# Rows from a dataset
━━━━━━━━━━━━━━━━

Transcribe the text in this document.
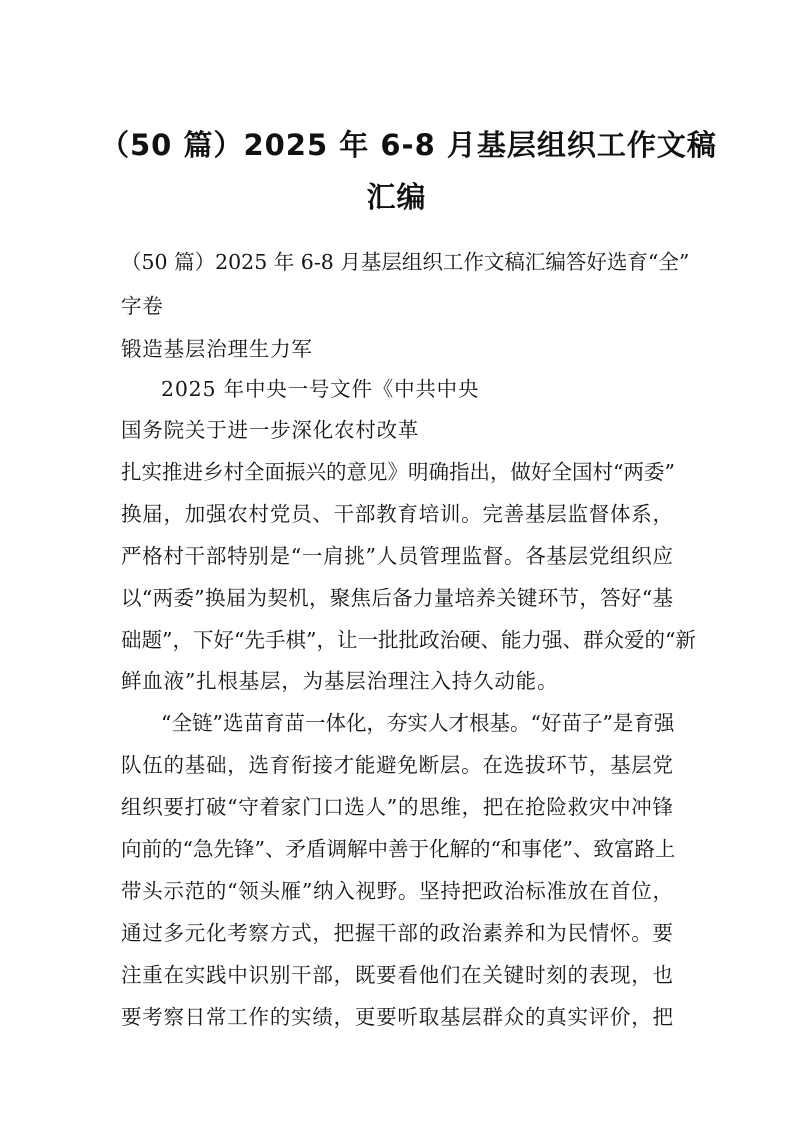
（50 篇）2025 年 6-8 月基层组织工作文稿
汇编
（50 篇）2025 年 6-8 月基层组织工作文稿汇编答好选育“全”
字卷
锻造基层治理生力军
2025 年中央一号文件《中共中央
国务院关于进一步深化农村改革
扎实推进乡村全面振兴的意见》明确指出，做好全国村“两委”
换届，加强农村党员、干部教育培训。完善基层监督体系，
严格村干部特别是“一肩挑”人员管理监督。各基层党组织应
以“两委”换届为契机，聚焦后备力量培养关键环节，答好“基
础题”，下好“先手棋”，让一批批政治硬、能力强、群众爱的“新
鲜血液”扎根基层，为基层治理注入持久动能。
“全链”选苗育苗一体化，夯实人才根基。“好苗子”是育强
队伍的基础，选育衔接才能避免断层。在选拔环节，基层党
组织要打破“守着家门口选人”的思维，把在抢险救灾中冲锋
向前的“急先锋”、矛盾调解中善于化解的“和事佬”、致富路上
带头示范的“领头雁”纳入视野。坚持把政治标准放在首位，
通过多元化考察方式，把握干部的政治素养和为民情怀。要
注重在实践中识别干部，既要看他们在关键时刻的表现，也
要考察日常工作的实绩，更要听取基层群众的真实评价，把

━━━━━━━━━━━━━━━━

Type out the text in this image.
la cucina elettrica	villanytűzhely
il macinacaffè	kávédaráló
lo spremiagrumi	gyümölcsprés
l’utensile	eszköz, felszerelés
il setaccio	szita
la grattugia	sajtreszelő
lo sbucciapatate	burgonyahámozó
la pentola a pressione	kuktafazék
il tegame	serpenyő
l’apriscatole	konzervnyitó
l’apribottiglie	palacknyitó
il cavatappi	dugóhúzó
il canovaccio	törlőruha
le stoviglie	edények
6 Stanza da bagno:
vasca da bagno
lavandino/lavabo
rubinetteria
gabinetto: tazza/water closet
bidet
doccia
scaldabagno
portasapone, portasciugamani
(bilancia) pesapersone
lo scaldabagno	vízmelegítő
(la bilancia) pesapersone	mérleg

━━━━━━━━━━━━━━━━

# Written problem
All lines holding the word "text" should be picked out and copied.

# Exercise output
Transcribe the text in this document.
Type out the text in this image.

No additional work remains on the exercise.